* **Set problem**
Write out all of the lines below, exactly and completely.

Dataset items
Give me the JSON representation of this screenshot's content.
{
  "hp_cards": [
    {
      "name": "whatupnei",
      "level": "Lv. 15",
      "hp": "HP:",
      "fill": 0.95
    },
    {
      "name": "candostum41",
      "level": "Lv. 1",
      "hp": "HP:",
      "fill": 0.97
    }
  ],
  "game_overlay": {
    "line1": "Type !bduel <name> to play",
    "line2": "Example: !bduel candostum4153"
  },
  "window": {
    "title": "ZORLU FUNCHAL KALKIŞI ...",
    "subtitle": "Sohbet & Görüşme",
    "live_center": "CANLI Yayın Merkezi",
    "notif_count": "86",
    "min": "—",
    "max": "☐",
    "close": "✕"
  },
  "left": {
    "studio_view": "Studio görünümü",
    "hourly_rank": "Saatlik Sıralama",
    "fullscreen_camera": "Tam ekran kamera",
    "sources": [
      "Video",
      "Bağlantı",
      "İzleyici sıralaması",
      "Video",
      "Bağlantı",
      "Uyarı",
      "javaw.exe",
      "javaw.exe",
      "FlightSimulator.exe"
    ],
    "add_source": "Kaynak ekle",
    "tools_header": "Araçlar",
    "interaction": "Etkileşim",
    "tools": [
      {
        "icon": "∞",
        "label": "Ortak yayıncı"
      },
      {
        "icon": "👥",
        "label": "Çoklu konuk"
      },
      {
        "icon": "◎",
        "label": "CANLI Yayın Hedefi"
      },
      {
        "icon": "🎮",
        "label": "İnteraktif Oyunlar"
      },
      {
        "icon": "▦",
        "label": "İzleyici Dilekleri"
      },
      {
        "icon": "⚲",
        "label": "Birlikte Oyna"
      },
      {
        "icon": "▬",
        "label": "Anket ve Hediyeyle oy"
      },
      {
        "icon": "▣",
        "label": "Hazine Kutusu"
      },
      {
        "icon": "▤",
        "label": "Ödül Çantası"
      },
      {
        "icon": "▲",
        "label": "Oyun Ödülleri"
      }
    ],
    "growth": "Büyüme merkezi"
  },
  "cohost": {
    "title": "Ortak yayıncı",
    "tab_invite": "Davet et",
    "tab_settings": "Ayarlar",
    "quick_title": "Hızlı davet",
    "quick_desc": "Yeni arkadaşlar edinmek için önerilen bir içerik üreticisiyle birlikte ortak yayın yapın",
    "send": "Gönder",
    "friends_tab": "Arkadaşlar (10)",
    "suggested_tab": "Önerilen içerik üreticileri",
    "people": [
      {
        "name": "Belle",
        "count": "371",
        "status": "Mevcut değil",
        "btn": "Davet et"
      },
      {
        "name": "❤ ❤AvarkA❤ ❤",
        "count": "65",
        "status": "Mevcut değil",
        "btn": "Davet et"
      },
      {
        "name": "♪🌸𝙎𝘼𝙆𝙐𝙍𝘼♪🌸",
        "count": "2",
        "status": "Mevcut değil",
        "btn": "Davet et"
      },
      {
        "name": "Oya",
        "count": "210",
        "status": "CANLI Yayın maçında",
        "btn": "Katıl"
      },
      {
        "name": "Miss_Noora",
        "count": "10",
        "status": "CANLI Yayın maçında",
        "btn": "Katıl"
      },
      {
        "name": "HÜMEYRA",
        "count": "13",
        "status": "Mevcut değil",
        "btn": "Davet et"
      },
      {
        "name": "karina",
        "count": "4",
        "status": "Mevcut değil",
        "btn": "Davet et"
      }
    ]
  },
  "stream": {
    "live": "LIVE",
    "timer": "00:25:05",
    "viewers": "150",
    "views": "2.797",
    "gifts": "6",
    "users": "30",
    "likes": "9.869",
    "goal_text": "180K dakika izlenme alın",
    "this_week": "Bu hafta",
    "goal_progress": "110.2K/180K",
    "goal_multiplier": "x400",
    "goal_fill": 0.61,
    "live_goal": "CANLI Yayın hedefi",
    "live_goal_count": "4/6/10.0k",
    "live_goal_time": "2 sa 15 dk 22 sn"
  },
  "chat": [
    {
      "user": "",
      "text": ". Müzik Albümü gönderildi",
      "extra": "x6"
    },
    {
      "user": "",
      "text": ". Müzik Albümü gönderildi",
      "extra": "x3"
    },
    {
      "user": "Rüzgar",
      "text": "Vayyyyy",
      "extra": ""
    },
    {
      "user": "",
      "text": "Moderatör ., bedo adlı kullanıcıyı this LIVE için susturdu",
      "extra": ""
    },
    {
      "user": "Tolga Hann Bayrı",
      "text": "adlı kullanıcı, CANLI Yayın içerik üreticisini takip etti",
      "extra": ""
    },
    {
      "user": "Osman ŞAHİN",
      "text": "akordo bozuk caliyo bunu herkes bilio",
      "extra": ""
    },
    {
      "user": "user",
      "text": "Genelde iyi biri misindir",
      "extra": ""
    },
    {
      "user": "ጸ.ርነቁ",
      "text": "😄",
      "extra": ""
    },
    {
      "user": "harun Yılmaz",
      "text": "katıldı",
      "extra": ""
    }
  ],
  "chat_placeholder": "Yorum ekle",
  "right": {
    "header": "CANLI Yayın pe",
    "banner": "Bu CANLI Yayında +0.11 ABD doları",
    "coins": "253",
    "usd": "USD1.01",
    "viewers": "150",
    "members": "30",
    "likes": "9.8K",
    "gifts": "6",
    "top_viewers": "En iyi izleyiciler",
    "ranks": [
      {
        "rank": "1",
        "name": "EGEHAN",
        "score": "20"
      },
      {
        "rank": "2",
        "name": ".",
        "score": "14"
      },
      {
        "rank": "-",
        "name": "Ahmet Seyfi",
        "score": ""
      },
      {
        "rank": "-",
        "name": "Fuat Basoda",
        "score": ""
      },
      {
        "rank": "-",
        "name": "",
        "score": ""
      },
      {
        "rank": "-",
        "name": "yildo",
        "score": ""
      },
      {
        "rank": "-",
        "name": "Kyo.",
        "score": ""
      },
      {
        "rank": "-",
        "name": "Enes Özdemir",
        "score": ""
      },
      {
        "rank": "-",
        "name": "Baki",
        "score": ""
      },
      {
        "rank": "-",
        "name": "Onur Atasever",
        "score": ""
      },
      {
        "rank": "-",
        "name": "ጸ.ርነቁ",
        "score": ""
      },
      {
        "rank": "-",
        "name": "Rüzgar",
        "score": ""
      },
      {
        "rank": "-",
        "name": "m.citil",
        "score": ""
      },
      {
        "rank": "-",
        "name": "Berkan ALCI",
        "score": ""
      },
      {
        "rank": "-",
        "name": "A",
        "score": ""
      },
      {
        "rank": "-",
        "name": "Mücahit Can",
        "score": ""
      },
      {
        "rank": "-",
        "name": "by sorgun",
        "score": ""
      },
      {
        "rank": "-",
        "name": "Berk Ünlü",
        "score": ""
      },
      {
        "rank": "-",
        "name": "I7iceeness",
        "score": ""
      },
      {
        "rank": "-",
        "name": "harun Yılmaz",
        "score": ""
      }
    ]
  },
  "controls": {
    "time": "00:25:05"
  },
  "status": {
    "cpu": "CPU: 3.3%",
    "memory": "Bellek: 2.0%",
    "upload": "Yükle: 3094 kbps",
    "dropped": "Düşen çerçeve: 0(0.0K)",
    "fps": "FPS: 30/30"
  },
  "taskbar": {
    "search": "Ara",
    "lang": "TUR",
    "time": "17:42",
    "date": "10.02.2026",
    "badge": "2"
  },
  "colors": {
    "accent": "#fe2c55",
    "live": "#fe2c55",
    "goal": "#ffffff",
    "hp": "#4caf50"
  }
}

* **Correct response**
Give me the JSON representation of this screenshot's content.
{
  "hp_cards": [
    {
      "name": "whatupnei",
      "level": "Lv. 15",
      "hp": "HP:",
      "fill": 0.95
    },
    {
      "name": "candostum41",
      "level": "Lv. 1",
      "hp": "HP:",
      "fill": 0.97
    }
  ],
  "game_overlay": {
    "line1": "Type !bduel <name> to play",
    "line2": "Example: !bduel candostum4153"
  },
  "window": {
    "title": "ZORLU FUNCHAL KALKIŞI ...",
    "subtitle": "Sohbet & Görüşme",
    "live_center": "CANLI Yayın Merkezi",
    "notif_count": "86",
    "min": "—",
    "max": "☐",
    "close": "✕"
  },
  "left": {
    "studio_view": "Studio görünümü",
    "hourly_rank": "Saatlik Sıralama",
    "fullscreen_camera": "Tam ekran kamera",
    "sources": [
      "Video",
      "Bağlantı",
      "İzleyici sıralaması",
      "Video",
      "Bağlantı",
      "Uyarı",
      "javaw.exe",
      "javaw.exe",
      "FlightSimulator.exe"
    ],
    "add_source": "Kaynak ekle",
    "tools_header": "Araçlar",
    "interaction": "Etkileşim",
    "tools": [
      {
        "icon": "∞",
        "label": "Ortak yayıncı"
      },
      {
        "icon": "👥",
        "label": "Çoklu konuk"
      },
      {
        "icon": "◎",
        "label": "CANLI Yayın Hedefi"
      },
      {
        "icon": "🎮",
        "label": "İnteraktif Oyunlar"
      },
      {
        "icon": "▦",
        "label": "İzleyici Dilekleri"
      },
      {
        "icon": "⚲",
        "label": "Birlikte Oyna"
      },
      {
        "icon": "▬",
        "label": "Anket ve Hediyeyle oy"
      },
      {
        "icon": "▣",
        "label": "Hazine Kutusu"
      },
      {
        "icon": "▤",
        "label": "Ödül Çantası"
      },
      {
        "icon": "▲",
        "label": "Oyun Ödülleri"
      }
    ],
    "growth": "Büyüme merkezi"
  },
  "cohost": {
    "title": "Ortak yayıncı",
    "tab_invite": "Davet et",
    "tab_settings": "Ayarlar",
    "quick_title": "Hızlı davet",
    "quick_desc": "Yeni arkadaşlar edinmek için önerilen bir içerik üreticisiyle birlikte ortak yayın yapın",
    "send": "Gönder",
    "friends_tab": "Arkadaşlar (10)",
    "suggested_tab": "Önerilen içerik üreticileri",
    "people": [
      {
        "name": "Belle",
        "count": "371",
        "status": "Mevcut değil",
        "btn": "Davet et"
      },
      {
        "name": "❤ ❤AvarkA❤ ❤",
        "count": "65",
        "status": "Mevcut değil",
        "btn": "Davet et"
      },
      {
        "name": "♪🌸𝙎𝘼𝙆𝙐𝙍𝘼♪🌸",
        "count": "2",
        "status": "Mevcut değil",
        "btn": "Davet et"
      },
      {
        "name": "Oya",
        "count": "210",
        "status": "CANLI Yayın maçında",
        "btn": "Katıl"
      },
      {
        "name": "Miss_Noora",
        "count": "10",
        "status": "CANLI Yayın maçında",
        "btn": "Katıl"
      },
      {
        "name": "HÜMEYRA",
        "count": "13",
        "status": "Mevcut değil",
        "btn": "Davet et"
      },
      {
        "name": "karina",
        "count": "4",
        "status": "Mevcut değil",
        "btn": "Davet et"
      }
    ]
  },
  "stream": {
    "live": "LIVE",
    "timer": "00:25:05",
    "viewers": "150",
    "views": "2.797",
    "gifts": "6",
    "users": "30",
    "likes": "9.869",
    "goal_text": "180K dakika izlenme alın",
    "this_week": "Bu hafta",
    "goal_progress": "110.2K/180K",
    "goal_multiplier": "x400",
    "goal_fill": 0.61,
    "live_goal": "CANLI Yayın hedefi",
    "live_goal_count": "4/6/10.0k",
    "live_goal_time": "2 sa 15 dk 22 sn"
  },
  "chat": [
    {
      "user": "",
      "text": ". Müzik Albümü gönderildi",
      "extra": "x6"
    },
    {
      "user": "",
      "text": ". Müzik Albümü gönderildi",
      "extra": "x3"
    },
    {
      "user": "Rüzgar",
      "text": "Vayyyyy",
      "extra": ""
    },
    {
      "user": "",
      "text": "Moderatör ., bedo adlı kullanıcıyı this LIVE için susturdu",
      "extra": ""
    },
    {
      "user": "Tolga Hann Bayrı",
      "text": "adlı kullanıcı, CANLI Yayın içerik üreticisini takip etti",
      "extra": ""
    },
    {
      "user": "Osman ŞAHİN",
      "text": "akordo bozuk caliyo bunu herkes bilio",
      "extra": ""
    },
    {
      "user": "user",
      "text": "Genelde iyi biri misindir",
      "extra": ""
    },
    {
      "user": "ጸ.ርነቁ",
      "text": "😄",
      "extra": ""
    },
    {
      "user": "harun Yılmaz",
      "text": "katıldı",
      "extra": ""
    }
  ],
  "chat_placeholder": "Yorum ekle",
  "right": {
    "header": "CANLI Yayın pe",
    "banner": "Bu CANLI Yayında +0.11 ABD doları",
    "coins": "253",
    "usd": "USD1.01",
    "viewers": "150",
    "members": "30",
    "likes": "9.8K",
    "gifts": "6",
    "top_viewers": "En iyi izleyiciler",
    "ranks": [
      {
        "rank": "1",
        "name": "EGEHAN",
        "score": "20"
      },
      {
        "rank": "2",
        "name": ".",
        "score": "14"
      },
      {
        "rank": "-",
        "name": "Ahmet Seyfi",
        "score": ""
      },
      {
        "rank": "-",
        "name": "Fuat Basoda",
        "score": ""
      },
      {
        "rank": "-",
        "name": "",
        "score": ""
      },
      {
        "rank": "-",
        "name": "yildo",
        "score": ""
      },
      {
        "rank": "-",
        "name": "Kyo.",
        "score": ""
      },
      {
        "rank": "-",
        "name": "Enes Özdemir",
        "score": ""
      },
      {
        "rank": "-",
        "name": "Baki",
        "score": ""
      },
      {
        "rank": "-",
        "name": "Onur Atasever",
        "score": ""
      },
      {
        "rank": "-",
        "name": "ጸ.ርነቁ",
        "score": ""
      },
      {
        "rank": "-",
        "name": "Rüzgar",
        "score": ""
      },
      {
        "rank": "-",
        "name": "m.citil",
        "score": ""
      },
      {
        "rank": "-",
        "name": "Berkan ALCI",
        "score": ""
      },
      {
        "rank": "-",
        "name": "A",
        "score": ""
      },
      {
        "rank": "-",
        "name": "Mücahit Can",
        "score": ""
      },
      {
        "rank": "-",
        "name": "by sorgun",
        "score": ""
      },
      {
        "rank": "-",
        "name": "Berk Ünlü",
        "score": ""
      },
      {
        "rank": "-",
        "name": "I7iceeness",
        "score": ""
      },
      {
        "rank": "-",
        "name": "harun Yılmaz",
        "score": ""
      }
    ]
  },
  "controls": {
    "time": "00:25:05"
  },
  "status": {
    "cpu": "CPU: 3.3%",
    "memory": "Bellek: 2.0%",
    "upload": "Yükle: 3094 kbps",
    "dropped": "Düşen çerçeve: 0(0.0K)",
    "fps": "FPS: 30/30"
  },
  "taskbar": {
    "search": "Ara",
    "lang": "TUR",
    "time": "17:42",
    "date": "10.02.2026",
    "badge": "2"
  },
  "colors": {
    "accent": "#fe2c55",
    "live": "#fe2c55",
    "goal": "#ffffff",
    "hp": "#4caf50"
  }
}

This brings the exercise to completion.